A beekeeper holds dead bees in protest of pesticide producer Monsanto.
Image: REUTERS/Wolfgang Rattay

“These [pesticides] are meant to kill insects,” says John Tooker, an applied insect ecologist at Penn State. “The realization that bees are insects, and that insecticides kill bees, is mind-boggling to entomologists. I mean, no shit.”

Despite their inherent risks to pollinators, governments—including the administration of Brazilian president Jair Bolsonaro—have relaxed rules controlling pesticide use. In the US, the Environmental Protection Agency (EPA) has reversed course on dozens of Obama-era insecticide bans, permitting certain applications under “emergency exemptions.” Meanwhile, analysis of the UK’s Brexit laws revealed proposed legislation would do away with an executive arm meant to review and ban harmful pesticides.

The deregulation of pesticides comes at a moment when human interventions are threatening 40% of the planet’s insect population with extinction. When asked about Brazil’s half-billion dead honey bees, Tooker replied: “I think it’s safe to say: If you increase the amount of insect killing contaminants in the environment the amount of insects are going to go down.”

Tooker expects to see similar declines in the US honey bee population. That might be harder to track, however. Due to budget constraints, the US Department of Agriculture (USDA) suspended its collection of honey bee death estimates. An Obama White House initiative that surveyed over 3,000 beekeeping operations across the country, the “Honey Bee Colonies report,” was meant to understand pollinator declines in the US due to—among many causes—“exposure to pesticides.”

In the US, beekeepers are fully aware of the struggles facing their industry. A 2019 report found that four in 10 colonies were lost in the worst winter for US honey beekeepers ever recorded. It’s clear that if insecticides continue to be used freely, insects like honey bees will continue to die.

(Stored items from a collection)
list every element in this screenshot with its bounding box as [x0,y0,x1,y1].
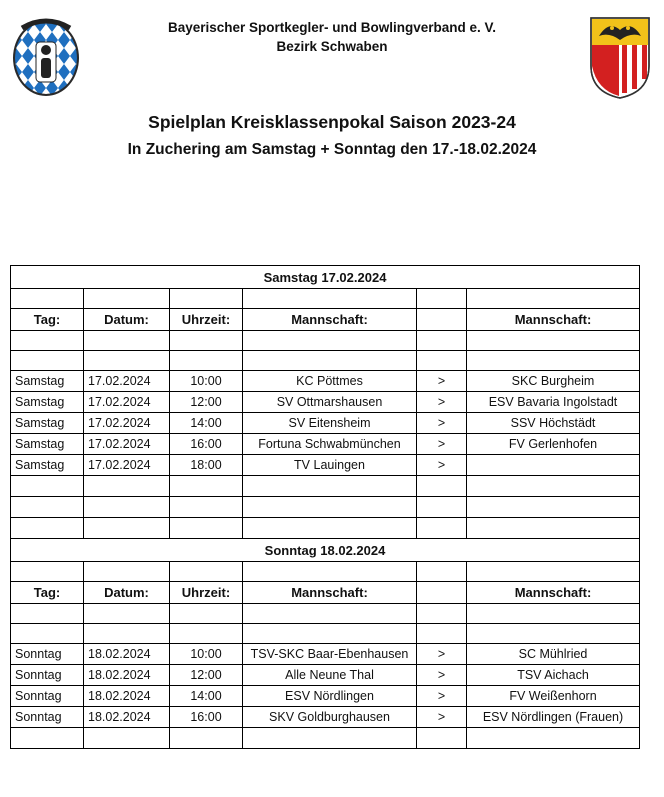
day-cell: Samstag [11,434,84,455]
away-team-cell [467,455,640,476]
column-header-row [11,309,640,331]
organization-header [0,18,664,56]
column-header: Tag: [11,309,84,331]
column-header [417,582,467,604]
day-heading-row [11,266,640,289]
versus-cell: > [417,392,467,413]
time-cell: 16:00 [170,707,243,728]
time-cell: 18:00 [170,455,243,476]
spacer-row [11,289,640,309]
day-cell: Sonntag [11,644,84,665]
schedule-table [10,265,640,749]
versus-cell: > [417,413,467,434]
away-team-cell: FV Weißenhorn [467,686,640,707]
page-title: Spielplan Kreisklassenpokal Saison 2023-24 [148,112,516,132]
time-cell: 10:00 [170,644,243,665]
date-cell: 18.02.2024 [84,686,170,707]
versus-cell: > [417,686,467,707]
column-header: Datum: [84,309,170,331]
day-heading: Sonntag 18.02.2024 [11,539,640,562]
table-row [11,644,640,665]
spacer-row [11,497,640,518]
column-header: Tag: [11,582,84,604]
day-cell: Samstag [11,455,84,476]
date-cell: 18.02.2024 [84,707,170,728]
column-header: Mannschaft: [467,582,640,604]
page-subtitle: In Zuchering am Samstag + Sonntag den 17.-18.02.2024 [127,141,537,158]
home-team-cell: Fortuna Schwabmünchen [243,434,417,455]
away-team-cell: TSV Aichach [467,665,640,686]
versus-cell: > [417,455,467,476]
home-team-cell: ESV Nördlingen [243,686,417,707]
organization-name: Bayerischer Sportkegler- und Bowlingverband e. V. [167,20,497,35]
table-row [11,665,640,686]
day-cell: Samstag [11,392,84,413]
spacer-row [11,518,640,539]
table-row [11,371,640,392]
column-header: Uhrzeit: [170,309,243,331]
time-cell: 12:00 [170,392,243,413]
away-team-cell: ESV Nördlingen (Frauen) [467,707,640,728]
versus-cell: > [417,434,467,455]
column-header: Mannschaft: [243,309,417,331]
away-team-cell: ESV Bavaria Ingolstadt [467,392,640,413]
table-row [11,455,640,476]
spacer-row [11,351,640,371]
home-team-cell: SV Eitensheim [243,413,417,434]
date-cell: 17.02.2024 [84,371,170,392]
day-heading-row [11,539,640,562]
versus-cell: > [417,707,467,728]
column-header: Datum: [84,582,170,604]
home-team-cell: SV Ottmarshausen [243,392,417,413]
time-cell: 16:00 [170,434,243,455]
versus-cell: > [417,644,467,665]
table-row [11,686,640,707]
column-header: Uhrzeit: [170,582,243,604]
date-cell: 18.02.2024 [84,665,170,686]
spacer-row [11,624,640,644]
home-team-cell: KC Pöttmes [243,371,417,392]
column-header: Mannschaft: [243,582,417,604]
time-cell: 14:00 [170,413,243,434]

* **Problem set**:
#1 Answer these questions from the article on pesticides and bees:
(a) At which university does John Tooker work?
(b) What share of the planet's insect population do human interventions threaten with extinction?
(c) According to the 2019 report, how many colonies were lost?
#2 Set down the part of the article on pesticides and bees from "A beekeeper holds" to "ban harmful pesticides." without changing a word.
This material is separate from the text.

* **Correct answers**:
#1
(a) Penn State
(b) 40%
(c) Four in 10

#2
A beekeeper holds dead bees in protest of pesticide producer Monsanto.
Image: REUTERS/Wolfgang Rattay

“These [pesticides] are meant to kill insects,” says John Tooker, an applied insect ecologist at Penn State. “The realization that bees are insects, and that insecticides kill bees, is mind-boggling to entomologists. I mean, no shit.”

Despite their inherent risks to pollinators, governments—including the administration of Brazilian president Jair Bolsonaro—have relaxed rules controlling pesticide use. In the US, the Environmental Protection Agency (EPA) has reversed course on dozens of Obama-era insecticide bans, permitting certain applications under “emergency exemptions.” Meanwhile, analysis of the UK’s Brexit laws revealed proposed legislation would do away with an executive arm meant to review and ban harmful pesticides.